_简短任务 A_
文本段落提及孔子令弟子各言其志向。请列出此处点名的全部弟子。

··· 文本段落 ···

综上,二程年轻时的易学造诣得益于周敦颐的传授,后来他们构建的学术体系也与周敦颐的易学有关。周敦颐的易学对二程洛学乃至于整个宋明理学的产生和发展都有重要影响,如林忠军所说:“宋代二程兄弟、张载、朱熹等大易学家,以义理治《易》,重视易理的社会性、实践性,以此而建立起的博大精深的理学体系,从而改变了易学研究的大方向,追根求源,当归功于周敦颐。”[41]
在遇到周敦颐之前,二程的学业以应对科举考试为主。从学于周敦颐之后,周将二程引入道学之门,使他们从科举考试之学转向道德性命之学,而道德性命之学正是二程生平学术的主旨。
在十四五岁之前,二程的学业以准备科举考试为主。北宋承袭唐代科举制,但又作出了两项重要改革。其一,录取人数剧增。唐代科举考试“录取人数很少,通常在十余人……宋太宗朝后,平均在三百人以上”[42]。其二,“唐代新进士、明经不授官,只取得入仕资格,尚需待吏部试;而宋代进士、诸科举人,一经登科即释褐授官”[43]。鉴于录取人数增多,且考中即授官,北宋读书人踊跃参加科举考试。二程的家族中就有人考中过进士,其族伯父程琳“大中祥符四年登进士第……历御史中丞,三司使。仕至镇安军节度使、同中书门下平章事”[44]。二程的外祖父侯道济也通过了科举考试,“以儒学中科第”[45]。受时代背景和家庭环境的影响,二程也志在考取功名。
从学于周敦颐之后,周让二程思考孔、颜乐处,使他们从科举考试之学转向道德性命之学。张载称“其兄弟从十四五时,便脱然欲学圣人”[46]。程颐曰:“自十五六时,闻汝南周茂叔论道,遂厌科举之业,慨然有求道之志。”[47]从学于周敦颐之后,二程“遂厌科举之业”,并有“求道之志”。“求道之志”具体何指?载:“昔受学于周茂叔,每令寻颜子、仲尼乐处,所乐何事。”[48]周敦颐让二程学做圣人,思考孔子、颜回所乐何事。又载:“从汝南周茂叔问学,穷性命之理,率性会道,体道成德,出处孔、孟,从容不勉。”[49]从学周敦颐之后,二程开始思考道德性命之学。又载:“某自再见茂叔后,吟风弄月以归,有‘吾与点也’之意。”[50]“吾与点也”出自《论语·先进》,孔子让子路、冉有、公西华、曾点等弟子各言其志向,子路、冉有、公西华等人皆有为政之志,曾点则志于“浴乎沂,风乎舞雩”,得到了孔子的赞同。“吾与点也”与“孔颜乐处”意义相近,都是修身养性的境界,是圣贤才具有的气象。在周敦颐的影响下,二程的学习志向发生了很大转变,从过去的追逐科名转向为思考道德性命之学。

··· 输入行 ···

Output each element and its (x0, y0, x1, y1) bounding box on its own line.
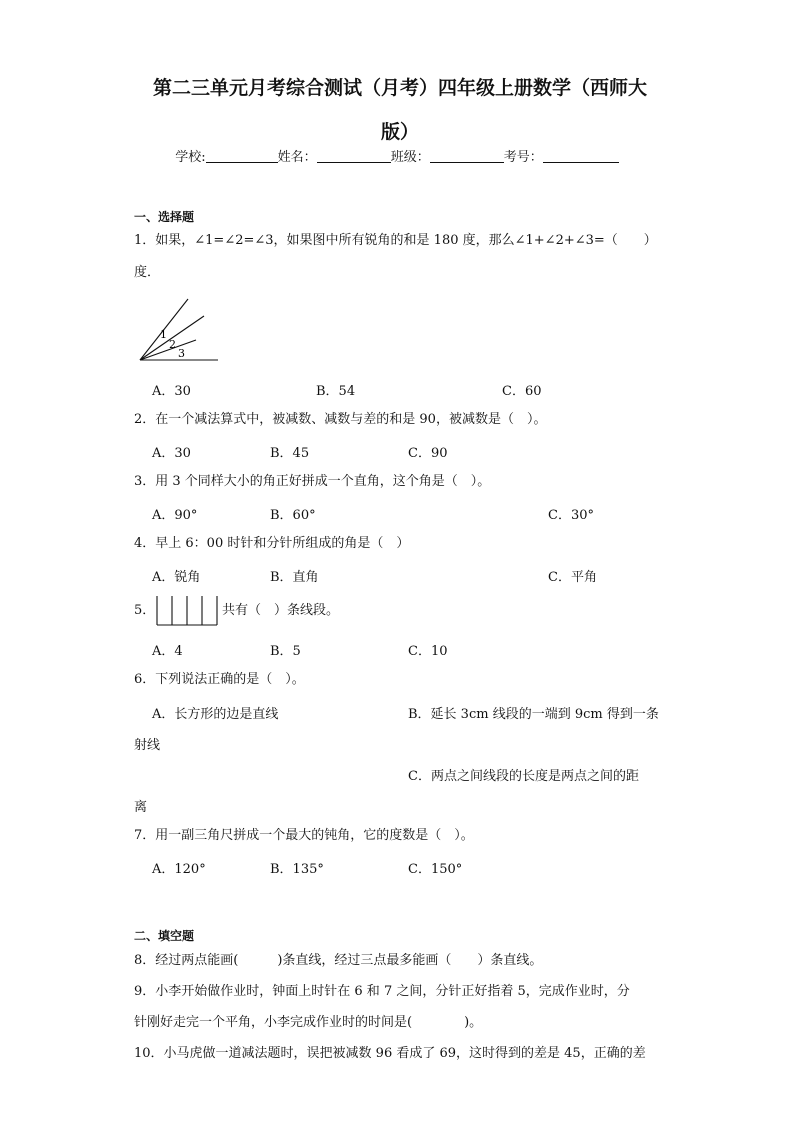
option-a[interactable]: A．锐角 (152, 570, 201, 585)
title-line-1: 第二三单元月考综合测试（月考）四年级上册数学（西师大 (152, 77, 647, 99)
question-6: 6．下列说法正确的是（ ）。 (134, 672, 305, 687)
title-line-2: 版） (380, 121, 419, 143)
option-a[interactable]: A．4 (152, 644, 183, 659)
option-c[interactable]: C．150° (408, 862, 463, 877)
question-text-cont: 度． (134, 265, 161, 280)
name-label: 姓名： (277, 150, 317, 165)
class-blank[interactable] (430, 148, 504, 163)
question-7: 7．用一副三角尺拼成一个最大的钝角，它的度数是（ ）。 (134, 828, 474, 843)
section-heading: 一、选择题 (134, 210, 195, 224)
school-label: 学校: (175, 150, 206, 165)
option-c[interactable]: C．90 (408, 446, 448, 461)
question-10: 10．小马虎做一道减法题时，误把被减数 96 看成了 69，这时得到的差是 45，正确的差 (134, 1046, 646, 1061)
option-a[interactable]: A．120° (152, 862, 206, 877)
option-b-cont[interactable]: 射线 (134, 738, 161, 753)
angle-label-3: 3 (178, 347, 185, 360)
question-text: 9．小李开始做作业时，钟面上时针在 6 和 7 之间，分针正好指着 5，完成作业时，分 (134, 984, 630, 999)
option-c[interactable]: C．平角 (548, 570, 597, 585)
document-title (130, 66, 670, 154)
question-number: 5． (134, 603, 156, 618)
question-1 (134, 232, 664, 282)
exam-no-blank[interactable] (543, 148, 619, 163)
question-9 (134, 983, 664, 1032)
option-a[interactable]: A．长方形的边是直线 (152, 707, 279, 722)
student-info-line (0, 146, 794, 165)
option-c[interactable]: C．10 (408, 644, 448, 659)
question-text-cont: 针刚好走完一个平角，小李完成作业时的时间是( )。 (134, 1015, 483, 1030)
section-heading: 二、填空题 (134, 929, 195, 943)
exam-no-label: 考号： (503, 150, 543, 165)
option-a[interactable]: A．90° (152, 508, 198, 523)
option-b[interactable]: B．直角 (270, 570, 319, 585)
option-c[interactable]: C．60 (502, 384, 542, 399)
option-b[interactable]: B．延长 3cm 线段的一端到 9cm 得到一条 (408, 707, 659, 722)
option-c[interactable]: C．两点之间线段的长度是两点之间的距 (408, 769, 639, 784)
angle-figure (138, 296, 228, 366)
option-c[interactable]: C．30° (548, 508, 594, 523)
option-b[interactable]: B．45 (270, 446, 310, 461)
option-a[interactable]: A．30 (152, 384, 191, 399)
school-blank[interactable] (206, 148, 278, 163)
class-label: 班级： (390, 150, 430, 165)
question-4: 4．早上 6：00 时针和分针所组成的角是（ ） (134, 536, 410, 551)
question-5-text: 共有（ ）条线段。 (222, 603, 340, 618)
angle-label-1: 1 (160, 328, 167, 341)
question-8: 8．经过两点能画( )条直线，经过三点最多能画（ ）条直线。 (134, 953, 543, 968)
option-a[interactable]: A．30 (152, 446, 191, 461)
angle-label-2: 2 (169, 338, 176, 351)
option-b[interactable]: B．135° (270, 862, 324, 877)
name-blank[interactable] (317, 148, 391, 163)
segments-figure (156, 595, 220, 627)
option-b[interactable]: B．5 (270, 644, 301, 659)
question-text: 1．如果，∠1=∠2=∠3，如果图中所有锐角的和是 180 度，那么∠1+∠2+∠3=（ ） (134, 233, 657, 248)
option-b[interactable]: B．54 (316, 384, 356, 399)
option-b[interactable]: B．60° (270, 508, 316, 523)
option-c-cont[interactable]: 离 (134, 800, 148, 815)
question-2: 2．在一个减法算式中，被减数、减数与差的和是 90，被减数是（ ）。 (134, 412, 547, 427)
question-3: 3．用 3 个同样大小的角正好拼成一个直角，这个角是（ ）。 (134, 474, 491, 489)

···

_简短任务 B_
请原样输出输入行中自含有“option-a[interactable]: A．锐角 (152, 570, 201, 585)”的一行起、至含有“question-text: 9．小李开始做作业时，钟面上时针在 6”的一行止的各行，首尾两行均包括在内。

_练习答案 A_
子路、冉有、公西华、曾点

_练习答案 B_
option-a[interactable]: A．锐角 (152, 570, 201, 585)
title-line-1: 第二三单元月考综合测试（月考）四年级上册数学（西师大 (152, 77, 647, 99)
question-6: 6．下列说法正确的是（ ）。 (134, 672, 305, 687)
title-line-2: 版） (380, 121, 419, 143)
option-a[interactable]: A．4 (152, 644, 183, 659)
option-c[interactable]: C．150° (408, 862, 463, 877)
question-text-cont: 度． (134, 265, 161, 280)
name-label: 姓名： (277, 150, 317, 165)
class-blank[interactable] (430, 148, 504, 163)
question-7: 7．用一副三角尺拼成一个最大的钝角，它的度数是（ ）。 (134, 828, 474, 843)
section-heading: 一、选择题 (134, 210, 195, 224)
school-label: 学校: (175, 150, 206, 165)
option-c[interactable]: C．90 (408, 446, 448, 461)
question-10: 10．小马虎做一道减法题时，误把被减数 96 看成了 69，这时得到的差是 45，正确的差 (134, 1046, 646, 1061)
option-a[interactable]: A．120° (152, 862, 206, 877)
option-b-cont[interactable]: 射线 (134, 738, 161, 753)
angle-label-3: 3 (178, 347, 185, 360)
question-text: 9．小李开始做作业时，钟面上时针在 6 和 7 之间，分针正好指着 5，完成作业时，分 (134, 984, 630, 999)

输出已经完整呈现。